Without the pictures, copy the entries below word for word.

** BEGIN DATASET EXCERPTS **

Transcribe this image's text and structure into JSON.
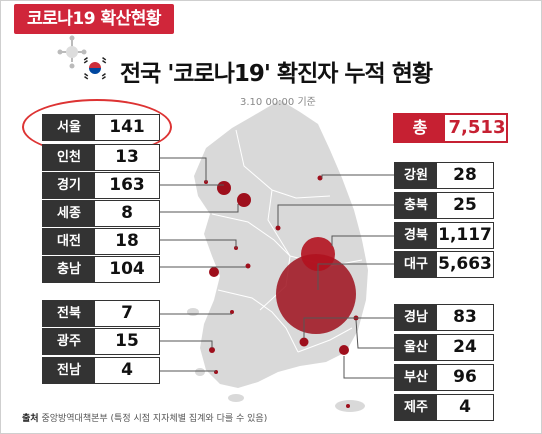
{
  "header": {
    "tag": "코로나19 확산현황",
    "title": "전국 '코로나19' 확진자 누적 현황",
    "subtitle": "3.10 00:00 기준"
  },
  "total": {
    "label": "총",
    "value": "7,513"
  },
  "regions_left": [
    {
      "label": "서울",
      "value": "141"
    },
    {
      "label": "인천",
      "value": "13"
    },
    {
      "label": "경기",
      "value": "163"
    },
    {
      "label": "세종",
      "value": "8"
    },
    {
      "label": "대전",
      "value": "18"
    },
    {
      "label": "충남",
      "value": "104"
    },
    {
      "label": "전북",
      "value": "7"
    },
    {
      "label": "광주",
      "value": "15"
    },
    {
      "label": "전남",
      "value": "4"
    }
  ],
  "regions_right": [
    {
      "label": "강원",
      "value": "28"
    },
    {
      "label": "충북",
      "value": "25"
    },
    {
      "label": "경북",
      "value": "1,117"
    },
    {
      "label": "대구",
      "value": "5,663"
    },
    {
      "label": "경남",
      "value": "83"
    },
    {
      "label": "울산",
      "value": "24"
    },
    {
      "label": "부산",
      "value": "96"
    },
    {
      "label": "제주",
      "value": "4"
    }
  ],
  "source": {
    "label": "출처",
    "text": "중앙방역대책본부 (특정 시점 지자체별 집계와 다를 수 있음)"
  },
  "colors": {
    "accent": "#c62032",
    "dark": "#333333",
    "map": "#d9d9d9",
    "bubble": "#9e0f1c"
  }
}
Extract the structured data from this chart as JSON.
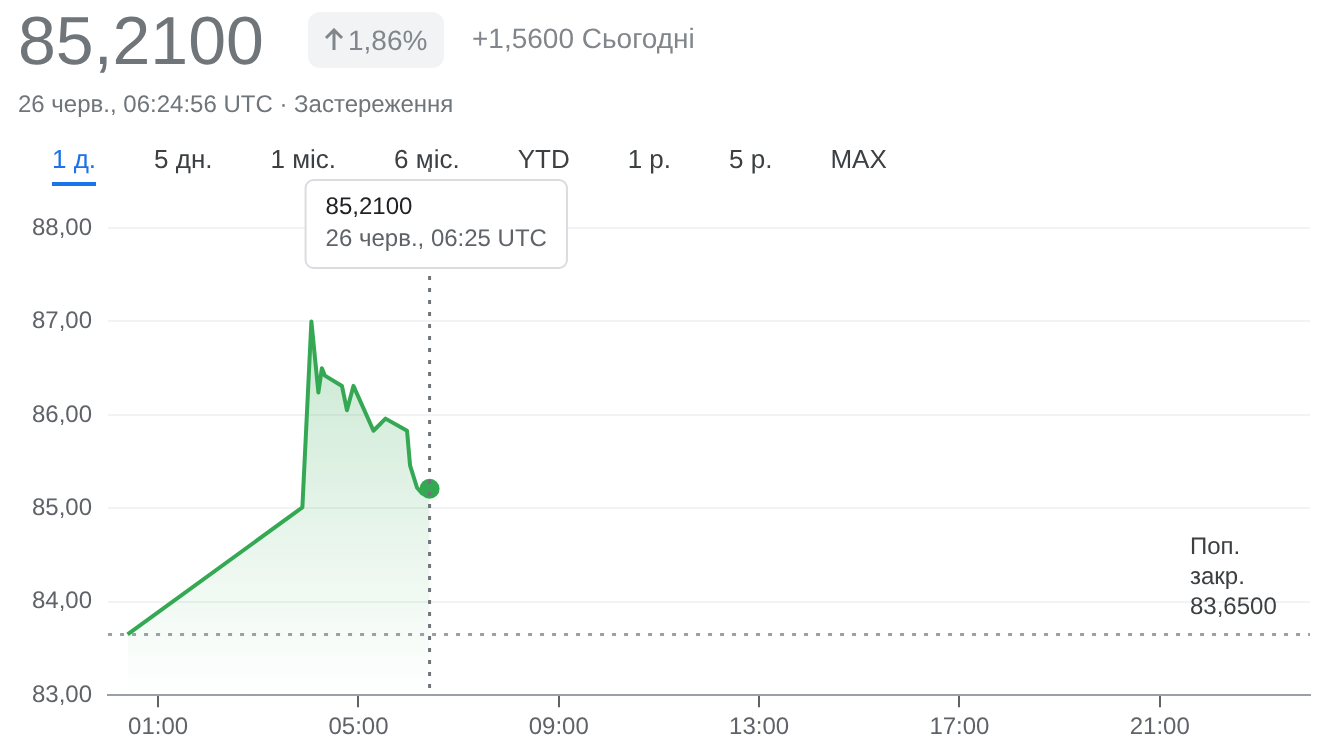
{
  "chart_data": {
    "type": "area",
    "title": "85,2100",
    "subtitle": "26 черв., 06:24:56 UTC · Застереження",
    "annotations": [
      "1,86%",
      "+1,5600 Сьогодні",
      "1 д.",
      "5 дн.",
      "1 міс.",
      "6 міс.",
      "YTD",
      "1 р.",
      "5 р.",
      "MAX",
      "85,2100\n26 черв., 06:25 UTC"
    ],
    "x": [
      0.39,
      3.88,
      4.06,
      4.2,
      4.27,
      4.33,
      4.67,
      4.77,
      4.9,
      5.3,
      5.54,
      5.97,
      6.03,
      6.17,
      6.27,
      6.42
    ],
    "series": [
      {
        "color": "#34a853",
        "values": [
          83.65,
          85.01,
          87.0,
          86.24,
          86.5,
          86.42,
          86.31,
          86.05,
          86.31,
          85.83,
          85.96,
          85.83,
          85.46,
          85.22,
          85.16,
          85.21
        ]
      }
    ],
    "xlim": [
      0,
      24
    ],
    "xticks": [
      {
        "value": 1,
        "label": "01:00"
      },
      {
        "value": 5,
        "label": "05:00"
      },
      {
        "value": 9,
        "label": "09:00"
      },
      {
        "value": 13,
        "label": "13:00"
      },
      {
        "value": 17,
        "label": "17:00"
      },
      {
        "value": 21,
        "label": "21:00"
      }
    ],
    "ylim": [
      83,
      88
    ],
    "yticks": [
      {
        "value": 83,
        "label": "83,00"
      },
      {
        "value": 84,
        "label": "84,00"
      },
      {
        "value": 85,
        "label": "85,00"
      },
      {
        "value": 86,
        "label": "86,00"
      },
      {
        "value": 87,
        "label": "87,00"
      },
      {
        "value": 88,
        "label": "88,00"
      }
    ],
    "ref_lines": [
      {
        "axis": "y",
        "value": 83.65,
        "label": "Поп.\nзакр.\n83,6500",
        "color": "#9aa0a6",
        "line_style": "dotted"
      },
      {
        "axis": "x",
        "value": 6.42,
        "color": "#70757a",
        "line_style": "dotted"
      }
    ],
    "grid": "y",
    "legend": false
  }
}
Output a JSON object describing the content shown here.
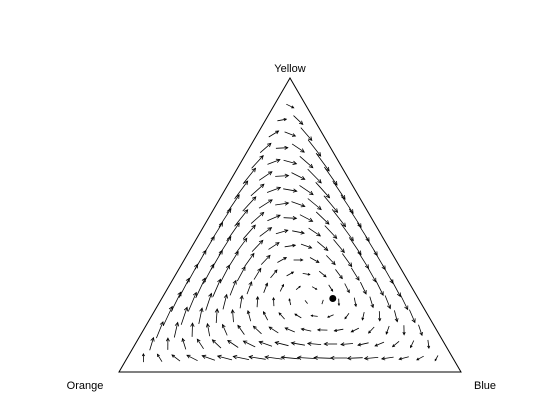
{
  "chart_data": {
    "type": "ternary-vector-field",
    "vertices": {
      "top": "Yellow",
      "left": "Orange",
      "right": "Blue"
    },
    "equilibrium": {
      "Yellow": 0.25,
      "Orange": 0.25,
      "Blue": 0.5
    },
    "field": "replicator dynamics; flow cycles around the interior equilibrium, strongest along the Orange-Yellow edge pointing toward Yellow",
    "grid": false,
    "legend": "none"
  },
  "colors": {
    "axes": "#000000",
    "arrows": "#000000",
    "background": "#ffffff"
  }
}
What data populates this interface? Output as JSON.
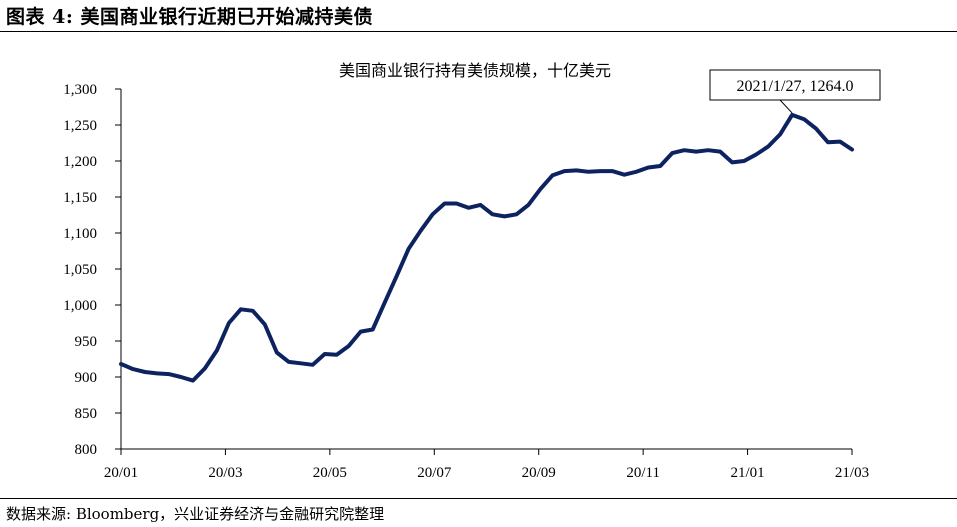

** END DATASET EXCERPTS **

## ANSWER BELOW
Transcribe this image's text and structure into JSON.
{
  "header": {
    "tag": "코로나19 확산현황",
    "title": "전국 '코로나19' 확진자 누적 현황",
    "subtitle": "3.10 00:00 기준"
  },
  "total": {
    "label": "총",
    "value": "7,513"
  },
  "regions_left": [
    {
      "label": "서울",
      "value": "141"
    },
    {
      "label": "인천",
      "value": "13"
    },
    {
      "label": "경기",
      "value": "163"
    },
    {
      "label": "세종",
      "value": "8"
    },
    {
      "label": "대전",
      "value": "18"
    },
    {
      "label": "충남",
      "value": "104"
    },
    {
      "label": "전북",
      "value": "7"
    },
    {
      "label": "광주",
      "value": "15"
    },
    {
      "label": "전남",
      "value": "4"
    }
  ],
  "regions_right": [
    {
      "label": "강원",
      "value": "28"
    },
    {
      "label": "충북",
      "value": "25"
    },
    {
      "label": "경북",
      "value": "1,117"
    },
    {
      "label": "대구",
      "value": "5,663"
    },
    {
      "label": "경남",
      "value": "83"
    },
    {
      "label": "울산",
      "value": "24"
    },
    {
      "label": "부산",
      "value": "96"
    },
    {
      "label": "제주",
      "value": "4"
    }
  ],
  "source": {
    "label": "출처",
    "text": "중앙방역대책본부 (특정 시점 지자체별 집계와 다를 수 있음)"
  },
  "colors": {
    "accent": "#c62032",
    "dark": "#333333",
    "map": "#d9d9d9",
    "bubble": "#9e0f1c"
  }
}
Extract the structured data from this chart as JSON.
{
  "chart_data": {
    "type": "area",
    "title": "85,2100",
    "subtitle": "26 черв., 06:24:56 UTC · Застереження",
    "annotations": [
      "1,86%",
      "+1,5600 Сьогодні",
      "1 д.",
      "5 дн.",
      "1 міс.",
      "6 міс.",
      "YTD",
      "1 р.",
      "5 р.",
      "MAX",
      "85,2100\n26 черв., 06:25 UTC"
    ],
    "x": [
      0.39,
      3.88,
      4.06,
      4.2,
      4.27,
      4.33,
      4.67,
      4.77,
      4.9,
      5.3,
      5.54,
      5.97,
      6.03,
      6.17,
      6.27,
      6.42
    ],
    "series": [
      {
        "color": "#34a853",
        "values": [
          83.65,
          85.01,
          87.0,
          86.24,
          86.5,
          86.42,
          86.31,
          86.05,
          86.31,
          85.83,
          85.96,
          85.83,
          85.46,
          85.22,
          85.16,
          85.21
        ]
      }
    ],
    "xlim": [
      0,
      24
    ],
    "xticks": [
      {
        "value": 1,
        "label": "01:00"
      },
      {
        "value": 5,
        "label": "05:00"
      },
      {
        "value": 9,
        "label": "09:00"
      },
      {
        "value": 13,
        "label": "13:00"
      },
      {
        "value": 17,
        "label": "17:00"
      },
      {
        "value": 21,
        "label": "21:00"
      }
    ],
    "ylim": [
      83,
      88
    ],
    "yticks": [
      {
        "value": 83,
        "label": "83,00"
      },
      {
        "value": 84,
        "label": "84,00"
      },
      {
        "value": 85,
        "label": "85,00"
      },
      {
        "value": 86,
        "label": "86,00"
      },
      {
        "value": 87,
        "label": "87,00"
      },
      {
        "value": 88,
        "label": "88,00"
      }
    ],
    "ref_lines": [
      {
        "axis": "y",
        "value": 83.65,
        "label": "Поп.\nзакр.\n83,6500",
        "color": "#9aa0a6",
        "line_style": "dotted"
      },
      {
        "axis": "x",
        "value": 6.42,
        "color": "#70757a",
        "line_style": "dotted"
      }
    ],
    "grid": "y",
    "legend": false
  }
}
Output a JSON object describing the content shown here.
{
  "chart_data": {
    "type": "ternary-vector-field",
    "vertices": {
      "top": "Yellow",
      "left": "Orange",
      "right": "Blue"
    },
    "equilibrium": {
      "Yellow": 0.25,
      "Orange": 0.25,
      "Blue": 0.5
    },
    "field": "replicator dynamics; flow cycles around the interior equilibrium, strongest along the Orange-Yellow edge pointing toward Yellow",
    "grid": false,
    "legend": "none"
  },
  "colors": {
    "axes": "#000000",
    "arrows": "#000000",
    "background": "#ffffff"
  }
}
What data populates this interface? Output as JSON.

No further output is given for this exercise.